Count the lines in the records below that contain the word "represent", and give only that number.

---

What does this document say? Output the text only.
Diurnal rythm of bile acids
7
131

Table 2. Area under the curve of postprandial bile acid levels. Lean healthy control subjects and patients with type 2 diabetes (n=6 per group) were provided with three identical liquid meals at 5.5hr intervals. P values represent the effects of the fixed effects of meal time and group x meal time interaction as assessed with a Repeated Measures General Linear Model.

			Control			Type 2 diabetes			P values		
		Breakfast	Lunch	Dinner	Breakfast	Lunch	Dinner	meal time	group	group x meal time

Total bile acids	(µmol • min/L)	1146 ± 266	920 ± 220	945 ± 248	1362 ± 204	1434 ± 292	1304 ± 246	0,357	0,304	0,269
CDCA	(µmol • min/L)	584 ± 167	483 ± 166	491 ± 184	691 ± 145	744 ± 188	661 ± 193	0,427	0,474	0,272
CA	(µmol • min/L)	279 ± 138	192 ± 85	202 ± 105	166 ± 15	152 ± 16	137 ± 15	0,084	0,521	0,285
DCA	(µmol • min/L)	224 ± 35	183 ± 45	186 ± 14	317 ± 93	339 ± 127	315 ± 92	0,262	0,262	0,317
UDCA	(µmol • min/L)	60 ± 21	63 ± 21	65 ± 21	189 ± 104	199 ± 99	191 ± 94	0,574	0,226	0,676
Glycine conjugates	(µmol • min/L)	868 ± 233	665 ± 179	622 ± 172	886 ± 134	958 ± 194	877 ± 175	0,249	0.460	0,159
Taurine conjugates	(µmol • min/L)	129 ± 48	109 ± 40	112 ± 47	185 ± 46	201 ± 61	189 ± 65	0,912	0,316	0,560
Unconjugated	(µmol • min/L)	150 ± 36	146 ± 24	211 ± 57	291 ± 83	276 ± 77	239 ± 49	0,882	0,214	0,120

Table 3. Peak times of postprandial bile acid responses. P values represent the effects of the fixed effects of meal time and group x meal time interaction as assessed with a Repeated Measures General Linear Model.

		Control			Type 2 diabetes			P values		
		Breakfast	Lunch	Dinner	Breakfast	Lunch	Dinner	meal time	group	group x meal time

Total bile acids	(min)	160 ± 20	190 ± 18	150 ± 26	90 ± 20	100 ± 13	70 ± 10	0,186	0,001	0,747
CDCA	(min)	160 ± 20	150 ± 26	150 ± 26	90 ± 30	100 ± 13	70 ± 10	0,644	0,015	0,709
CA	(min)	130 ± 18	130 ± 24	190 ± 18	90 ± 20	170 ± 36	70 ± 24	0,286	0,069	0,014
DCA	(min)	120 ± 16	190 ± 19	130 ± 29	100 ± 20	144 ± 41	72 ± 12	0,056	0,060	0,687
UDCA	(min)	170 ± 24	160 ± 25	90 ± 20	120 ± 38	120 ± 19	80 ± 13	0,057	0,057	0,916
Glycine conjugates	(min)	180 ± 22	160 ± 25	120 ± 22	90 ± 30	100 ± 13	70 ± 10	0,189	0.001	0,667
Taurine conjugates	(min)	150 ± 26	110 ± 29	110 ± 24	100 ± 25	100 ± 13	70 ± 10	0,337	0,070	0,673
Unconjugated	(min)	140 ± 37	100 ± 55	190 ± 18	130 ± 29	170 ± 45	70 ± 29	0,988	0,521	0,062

---

**Answer to this exercise**. 2